Dataset rows:
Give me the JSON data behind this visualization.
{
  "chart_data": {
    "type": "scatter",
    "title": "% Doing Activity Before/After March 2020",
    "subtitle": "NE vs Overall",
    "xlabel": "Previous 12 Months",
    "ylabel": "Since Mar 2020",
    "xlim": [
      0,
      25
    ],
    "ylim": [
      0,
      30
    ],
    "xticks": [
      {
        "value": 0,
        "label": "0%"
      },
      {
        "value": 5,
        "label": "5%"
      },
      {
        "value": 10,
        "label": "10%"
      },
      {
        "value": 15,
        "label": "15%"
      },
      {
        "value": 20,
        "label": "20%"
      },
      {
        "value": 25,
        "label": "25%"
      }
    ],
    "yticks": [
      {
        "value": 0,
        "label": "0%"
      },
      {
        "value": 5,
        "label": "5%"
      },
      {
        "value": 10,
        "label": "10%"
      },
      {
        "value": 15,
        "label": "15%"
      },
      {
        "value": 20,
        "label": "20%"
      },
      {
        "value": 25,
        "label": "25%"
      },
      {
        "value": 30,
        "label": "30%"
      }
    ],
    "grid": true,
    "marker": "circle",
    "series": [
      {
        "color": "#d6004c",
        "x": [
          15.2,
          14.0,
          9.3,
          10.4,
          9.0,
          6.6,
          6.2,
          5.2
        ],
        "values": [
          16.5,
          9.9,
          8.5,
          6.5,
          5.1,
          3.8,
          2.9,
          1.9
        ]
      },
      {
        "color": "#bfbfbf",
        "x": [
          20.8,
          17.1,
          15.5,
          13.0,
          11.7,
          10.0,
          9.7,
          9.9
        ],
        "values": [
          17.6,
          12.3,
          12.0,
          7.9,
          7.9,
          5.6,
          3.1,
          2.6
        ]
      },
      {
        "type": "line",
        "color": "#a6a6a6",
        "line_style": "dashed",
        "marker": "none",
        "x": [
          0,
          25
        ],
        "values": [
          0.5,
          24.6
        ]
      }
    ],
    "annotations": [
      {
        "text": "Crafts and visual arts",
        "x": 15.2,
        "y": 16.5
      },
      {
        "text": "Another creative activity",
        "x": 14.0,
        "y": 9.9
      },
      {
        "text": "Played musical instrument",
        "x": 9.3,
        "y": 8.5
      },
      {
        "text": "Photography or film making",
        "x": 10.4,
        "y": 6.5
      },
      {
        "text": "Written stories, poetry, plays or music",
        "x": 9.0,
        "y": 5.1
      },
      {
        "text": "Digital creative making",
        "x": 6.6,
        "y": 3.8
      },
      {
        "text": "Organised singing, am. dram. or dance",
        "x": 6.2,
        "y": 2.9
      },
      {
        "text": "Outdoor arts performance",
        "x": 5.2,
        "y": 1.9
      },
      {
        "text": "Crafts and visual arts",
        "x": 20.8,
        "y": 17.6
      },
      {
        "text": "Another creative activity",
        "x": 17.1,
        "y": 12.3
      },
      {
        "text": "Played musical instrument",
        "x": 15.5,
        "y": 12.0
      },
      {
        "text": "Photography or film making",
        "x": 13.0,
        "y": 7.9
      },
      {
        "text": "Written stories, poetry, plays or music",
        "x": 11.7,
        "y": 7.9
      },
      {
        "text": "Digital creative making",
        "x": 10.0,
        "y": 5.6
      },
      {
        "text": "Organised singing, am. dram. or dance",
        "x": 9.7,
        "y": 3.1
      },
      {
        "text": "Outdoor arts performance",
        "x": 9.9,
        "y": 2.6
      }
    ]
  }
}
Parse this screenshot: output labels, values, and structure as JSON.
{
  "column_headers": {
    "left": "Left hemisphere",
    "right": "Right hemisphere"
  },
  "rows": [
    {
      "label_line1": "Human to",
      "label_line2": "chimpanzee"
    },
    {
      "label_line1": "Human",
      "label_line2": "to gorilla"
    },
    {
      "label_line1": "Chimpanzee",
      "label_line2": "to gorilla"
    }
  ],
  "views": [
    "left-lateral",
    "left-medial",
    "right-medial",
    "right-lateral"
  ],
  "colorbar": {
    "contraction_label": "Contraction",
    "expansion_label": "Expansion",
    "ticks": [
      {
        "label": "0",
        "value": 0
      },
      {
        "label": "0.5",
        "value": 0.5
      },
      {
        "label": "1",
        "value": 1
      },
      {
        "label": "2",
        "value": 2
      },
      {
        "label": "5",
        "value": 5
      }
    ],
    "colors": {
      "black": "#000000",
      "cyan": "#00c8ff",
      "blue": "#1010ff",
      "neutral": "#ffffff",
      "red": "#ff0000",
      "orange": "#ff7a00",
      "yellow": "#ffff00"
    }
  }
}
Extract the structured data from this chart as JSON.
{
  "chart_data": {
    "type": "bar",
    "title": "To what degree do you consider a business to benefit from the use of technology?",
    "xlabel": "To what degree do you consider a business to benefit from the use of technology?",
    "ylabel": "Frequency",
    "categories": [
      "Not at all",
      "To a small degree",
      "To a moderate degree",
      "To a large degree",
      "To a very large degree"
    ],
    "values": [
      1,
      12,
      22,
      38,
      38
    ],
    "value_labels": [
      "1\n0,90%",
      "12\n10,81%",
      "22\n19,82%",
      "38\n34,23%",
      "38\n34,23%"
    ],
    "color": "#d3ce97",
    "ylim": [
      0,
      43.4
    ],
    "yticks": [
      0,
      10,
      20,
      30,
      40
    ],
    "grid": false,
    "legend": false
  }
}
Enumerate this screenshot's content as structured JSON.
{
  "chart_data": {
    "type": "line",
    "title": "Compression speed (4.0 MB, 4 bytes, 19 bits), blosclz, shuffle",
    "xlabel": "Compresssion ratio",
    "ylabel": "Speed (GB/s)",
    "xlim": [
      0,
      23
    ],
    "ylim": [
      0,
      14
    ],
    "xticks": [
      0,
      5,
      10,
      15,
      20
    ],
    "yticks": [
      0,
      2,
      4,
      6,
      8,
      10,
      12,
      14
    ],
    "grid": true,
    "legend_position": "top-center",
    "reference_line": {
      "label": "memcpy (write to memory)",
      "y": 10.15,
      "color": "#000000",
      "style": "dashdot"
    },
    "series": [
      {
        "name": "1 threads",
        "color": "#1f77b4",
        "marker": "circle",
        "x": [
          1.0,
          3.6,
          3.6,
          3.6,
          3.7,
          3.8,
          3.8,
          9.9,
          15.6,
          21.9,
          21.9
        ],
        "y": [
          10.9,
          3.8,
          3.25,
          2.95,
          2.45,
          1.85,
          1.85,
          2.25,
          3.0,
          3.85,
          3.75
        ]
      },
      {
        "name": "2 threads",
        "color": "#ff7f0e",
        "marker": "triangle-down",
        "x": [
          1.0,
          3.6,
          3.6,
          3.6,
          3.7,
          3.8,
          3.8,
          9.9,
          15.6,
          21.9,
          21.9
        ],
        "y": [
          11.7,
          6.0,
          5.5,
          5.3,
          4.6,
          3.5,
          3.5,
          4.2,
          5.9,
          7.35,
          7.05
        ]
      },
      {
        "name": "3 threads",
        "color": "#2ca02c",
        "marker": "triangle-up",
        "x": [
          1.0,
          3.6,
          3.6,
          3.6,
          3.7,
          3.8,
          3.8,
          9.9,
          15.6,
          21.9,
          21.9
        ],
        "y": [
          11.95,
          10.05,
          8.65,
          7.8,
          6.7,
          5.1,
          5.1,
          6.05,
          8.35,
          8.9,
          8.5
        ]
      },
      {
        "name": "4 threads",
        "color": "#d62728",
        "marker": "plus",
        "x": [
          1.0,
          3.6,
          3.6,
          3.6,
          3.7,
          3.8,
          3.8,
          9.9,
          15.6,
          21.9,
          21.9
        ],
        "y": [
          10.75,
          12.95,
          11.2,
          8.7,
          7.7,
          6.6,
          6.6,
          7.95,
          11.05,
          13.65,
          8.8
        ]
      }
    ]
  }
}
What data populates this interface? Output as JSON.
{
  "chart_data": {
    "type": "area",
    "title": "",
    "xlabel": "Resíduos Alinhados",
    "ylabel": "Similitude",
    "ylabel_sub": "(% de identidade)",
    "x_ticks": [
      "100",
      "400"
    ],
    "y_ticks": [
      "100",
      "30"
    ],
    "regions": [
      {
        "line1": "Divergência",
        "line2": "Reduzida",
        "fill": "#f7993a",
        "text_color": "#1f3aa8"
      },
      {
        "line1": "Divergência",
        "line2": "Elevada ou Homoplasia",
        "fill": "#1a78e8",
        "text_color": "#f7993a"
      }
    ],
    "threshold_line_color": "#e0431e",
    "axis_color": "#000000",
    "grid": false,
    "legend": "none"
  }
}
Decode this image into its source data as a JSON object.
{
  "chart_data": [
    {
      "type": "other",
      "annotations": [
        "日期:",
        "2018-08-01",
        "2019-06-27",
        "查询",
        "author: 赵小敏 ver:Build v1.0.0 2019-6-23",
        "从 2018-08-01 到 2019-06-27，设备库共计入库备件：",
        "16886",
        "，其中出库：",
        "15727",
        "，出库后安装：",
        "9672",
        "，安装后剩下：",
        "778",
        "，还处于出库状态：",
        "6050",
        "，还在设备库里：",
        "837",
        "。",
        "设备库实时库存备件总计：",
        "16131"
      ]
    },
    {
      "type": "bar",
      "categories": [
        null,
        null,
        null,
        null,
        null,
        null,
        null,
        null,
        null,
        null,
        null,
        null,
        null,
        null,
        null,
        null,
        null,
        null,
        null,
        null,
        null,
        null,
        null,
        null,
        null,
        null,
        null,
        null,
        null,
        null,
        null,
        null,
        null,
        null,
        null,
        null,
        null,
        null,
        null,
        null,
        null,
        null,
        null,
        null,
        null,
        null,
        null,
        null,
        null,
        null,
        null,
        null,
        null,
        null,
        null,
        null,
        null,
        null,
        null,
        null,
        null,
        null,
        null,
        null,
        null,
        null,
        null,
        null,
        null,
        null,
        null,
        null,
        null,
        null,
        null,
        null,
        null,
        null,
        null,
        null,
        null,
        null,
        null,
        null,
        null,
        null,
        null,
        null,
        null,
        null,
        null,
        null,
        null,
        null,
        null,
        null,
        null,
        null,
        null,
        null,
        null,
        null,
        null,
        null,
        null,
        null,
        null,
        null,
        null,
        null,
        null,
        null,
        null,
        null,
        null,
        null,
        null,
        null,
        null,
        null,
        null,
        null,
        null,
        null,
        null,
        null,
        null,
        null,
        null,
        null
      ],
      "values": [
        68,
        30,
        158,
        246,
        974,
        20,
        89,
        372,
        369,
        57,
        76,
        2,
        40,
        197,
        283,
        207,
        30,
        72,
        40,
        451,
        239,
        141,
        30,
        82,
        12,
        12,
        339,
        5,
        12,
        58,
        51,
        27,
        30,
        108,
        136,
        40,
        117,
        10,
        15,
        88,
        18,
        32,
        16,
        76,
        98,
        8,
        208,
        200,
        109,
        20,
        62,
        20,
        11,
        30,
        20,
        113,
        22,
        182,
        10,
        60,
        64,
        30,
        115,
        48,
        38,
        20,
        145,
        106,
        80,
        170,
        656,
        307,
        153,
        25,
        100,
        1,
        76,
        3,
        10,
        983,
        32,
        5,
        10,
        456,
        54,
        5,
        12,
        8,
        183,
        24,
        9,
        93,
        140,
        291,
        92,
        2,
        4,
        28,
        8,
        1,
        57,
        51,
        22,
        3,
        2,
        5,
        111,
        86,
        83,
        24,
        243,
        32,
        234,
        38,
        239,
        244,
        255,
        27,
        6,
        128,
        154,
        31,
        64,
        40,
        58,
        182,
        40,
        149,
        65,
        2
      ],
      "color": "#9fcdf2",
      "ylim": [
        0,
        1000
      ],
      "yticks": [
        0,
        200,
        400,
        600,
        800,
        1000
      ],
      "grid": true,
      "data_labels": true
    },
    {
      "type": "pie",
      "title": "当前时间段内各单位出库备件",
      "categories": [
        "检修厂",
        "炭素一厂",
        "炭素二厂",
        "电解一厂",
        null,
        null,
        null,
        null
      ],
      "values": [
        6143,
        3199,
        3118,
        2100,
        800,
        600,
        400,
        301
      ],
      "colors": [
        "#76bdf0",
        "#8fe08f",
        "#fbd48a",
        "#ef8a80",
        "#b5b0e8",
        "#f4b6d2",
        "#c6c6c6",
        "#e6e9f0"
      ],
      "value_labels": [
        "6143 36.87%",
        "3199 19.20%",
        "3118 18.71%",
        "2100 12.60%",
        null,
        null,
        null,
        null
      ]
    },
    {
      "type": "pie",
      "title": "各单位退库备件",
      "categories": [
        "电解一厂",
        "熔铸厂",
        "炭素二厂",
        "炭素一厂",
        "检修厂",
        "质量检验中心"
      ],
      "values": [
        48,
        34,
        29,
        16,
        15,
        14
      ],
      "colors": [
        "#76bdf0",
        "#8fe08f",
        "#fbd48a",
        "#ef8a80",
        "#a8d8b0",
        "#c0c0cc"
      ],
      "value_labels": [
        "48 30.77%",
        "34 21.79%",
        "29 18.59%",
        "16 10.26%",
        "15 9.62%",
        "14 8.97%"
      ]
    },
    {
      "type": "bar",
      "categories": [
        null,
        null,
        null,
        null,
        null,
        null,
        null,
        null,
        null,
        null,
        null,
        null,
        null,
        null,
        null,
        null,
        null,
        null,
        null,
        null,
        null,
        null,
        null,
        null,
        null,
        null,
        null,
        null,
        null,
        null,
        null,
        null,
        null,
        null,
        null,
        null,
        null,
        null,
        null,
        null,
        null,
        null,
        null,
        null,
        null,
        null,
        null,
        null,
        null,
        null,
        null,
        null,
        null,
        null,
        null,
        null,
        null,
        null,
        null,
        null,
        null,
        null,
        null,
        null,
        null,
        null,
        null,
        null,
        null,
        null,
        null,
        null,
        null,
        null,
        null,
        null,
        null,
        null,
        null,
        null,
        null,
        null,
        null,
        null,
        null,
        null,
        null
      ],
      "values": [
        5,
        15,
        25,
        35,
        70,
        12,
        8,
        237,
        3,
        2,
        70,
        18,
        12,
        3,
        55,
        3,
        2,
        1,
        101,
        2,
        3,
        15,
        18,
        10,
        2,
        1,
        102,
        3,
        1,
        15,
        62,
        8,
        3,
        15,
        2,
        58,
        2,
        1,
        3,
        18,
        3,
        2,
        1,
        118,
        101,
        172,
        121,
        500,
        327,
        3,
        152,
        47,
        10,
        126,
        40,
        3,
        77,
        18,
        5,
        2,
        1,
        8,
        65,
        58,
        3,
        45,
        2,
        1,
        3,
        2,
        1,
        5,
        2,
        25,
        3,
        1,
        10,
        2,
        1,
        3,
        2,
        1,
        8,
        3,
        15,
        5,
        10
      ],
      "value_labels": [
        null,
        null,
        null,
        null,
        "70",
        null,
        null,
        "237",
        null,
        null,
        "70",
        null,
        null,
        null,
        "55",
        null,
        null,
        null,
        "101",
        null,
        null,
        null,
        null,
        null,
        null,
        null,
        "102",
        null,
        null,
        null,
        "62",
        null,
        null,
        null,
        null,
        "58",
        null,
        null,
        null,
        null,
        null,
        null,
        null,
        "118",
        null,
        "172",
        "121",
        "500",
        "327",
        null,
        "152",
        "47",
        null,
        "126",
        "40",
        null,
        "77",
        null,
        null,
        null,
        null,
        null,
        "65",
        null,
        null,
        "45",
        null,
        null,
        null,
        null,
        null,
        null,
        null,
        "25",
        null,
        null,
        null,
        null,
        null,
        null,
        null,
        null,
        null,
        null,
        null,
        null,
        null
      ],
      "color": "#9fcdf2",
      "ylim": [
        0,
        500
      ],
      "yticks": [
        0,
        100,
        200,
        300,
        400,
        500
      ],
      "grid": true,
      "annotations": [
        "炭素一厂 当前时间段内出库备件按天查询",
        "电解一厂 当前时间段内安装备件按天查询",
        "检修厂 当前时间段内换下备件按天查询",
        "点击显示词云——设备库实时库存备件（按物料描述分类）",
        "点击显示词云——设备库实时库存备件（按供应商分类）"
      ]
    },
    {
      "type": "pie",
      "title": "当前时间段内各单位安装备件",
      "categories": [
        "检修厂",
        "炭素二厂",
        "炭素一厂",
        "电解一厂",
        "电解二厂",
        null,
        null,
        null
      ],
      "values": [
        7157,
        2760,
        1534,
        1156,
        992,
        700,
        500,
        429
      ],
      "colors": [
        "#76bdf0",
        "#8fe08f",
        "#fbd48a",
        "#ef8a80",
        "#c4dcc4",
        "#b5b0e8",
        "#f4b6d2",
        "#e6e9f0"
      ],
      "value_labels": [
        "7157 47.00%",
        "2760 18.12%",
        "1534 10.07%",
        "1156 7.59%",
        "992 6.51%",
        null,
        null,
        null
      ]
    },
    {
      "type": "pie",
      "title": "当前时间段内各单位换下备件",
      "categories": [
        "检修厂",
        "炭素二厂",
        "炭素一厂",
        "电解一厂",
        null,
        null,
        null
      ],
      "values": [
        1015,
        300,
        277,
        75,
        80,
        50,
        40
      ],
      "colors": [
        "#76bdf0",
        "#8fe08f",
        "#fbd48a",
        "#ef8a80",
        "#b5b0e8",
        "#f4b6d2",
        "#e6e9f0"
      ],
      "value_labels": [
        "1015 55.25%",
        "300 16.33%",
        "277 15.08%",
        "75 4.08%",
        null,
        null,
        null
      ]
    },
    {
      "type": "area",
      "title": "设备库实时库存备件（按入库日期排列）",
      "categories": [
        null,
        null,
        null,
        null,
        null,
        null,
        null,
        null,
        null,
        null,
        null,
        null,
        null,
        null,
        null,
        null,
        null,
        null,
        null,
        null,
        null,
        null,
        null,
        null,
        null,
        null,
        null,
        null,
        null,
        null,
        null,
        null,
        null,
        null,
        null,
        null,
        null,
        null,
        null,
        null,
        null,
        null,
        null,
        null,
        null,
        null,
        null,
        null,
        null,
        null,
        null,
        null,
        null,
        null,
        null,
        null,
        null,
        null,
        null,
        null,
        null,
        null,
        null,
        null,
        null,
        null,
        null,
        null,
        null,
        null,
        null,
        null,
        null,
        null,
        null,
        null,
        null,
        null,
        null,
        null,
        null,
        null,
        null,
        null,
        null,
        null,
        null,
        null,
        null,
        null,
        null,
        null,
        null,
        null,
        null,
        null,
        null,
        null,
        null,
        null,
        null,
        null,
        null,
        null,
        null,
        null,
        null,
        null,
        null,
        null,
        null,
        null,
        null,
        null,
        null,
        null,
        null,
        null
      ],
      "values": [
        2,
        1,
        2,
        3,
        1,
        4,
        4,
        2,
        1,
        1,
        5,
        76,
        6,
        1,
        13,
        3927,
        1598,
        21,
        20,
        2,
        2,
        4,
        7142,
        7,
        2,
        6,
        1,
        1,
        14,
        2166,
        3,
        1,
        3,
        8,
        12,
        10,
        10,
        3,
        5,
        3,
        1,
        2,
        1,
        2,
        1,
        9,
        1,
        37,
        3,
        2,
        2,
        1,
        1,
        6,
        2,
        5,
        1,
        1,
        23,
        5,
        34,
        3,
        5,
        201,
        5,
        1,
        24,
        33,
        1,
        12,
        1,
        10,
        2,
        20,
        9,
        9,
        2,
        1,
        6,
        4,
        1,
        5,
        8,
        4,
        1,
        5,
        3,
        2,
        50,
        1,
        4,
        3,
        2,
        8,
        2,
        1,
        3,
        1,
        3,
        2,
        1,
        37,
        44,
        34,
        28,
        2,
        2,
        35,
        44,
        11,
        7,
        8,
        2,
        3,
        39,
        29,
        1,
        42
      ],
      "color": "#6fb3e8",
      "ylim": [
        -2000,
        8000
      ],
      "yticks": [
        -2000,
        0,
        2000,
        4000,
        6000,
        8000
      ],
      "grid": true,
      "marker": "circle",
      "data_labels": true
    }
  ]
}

What this task involves: Check each line of the entries above, and show every one holding the word "business".

Exercise solution:
    "title": "To what degree do you consider a business to benefit from the use of technology?",
    "xlabel": "To what degree do you consider a business to benefit from the use of technology?",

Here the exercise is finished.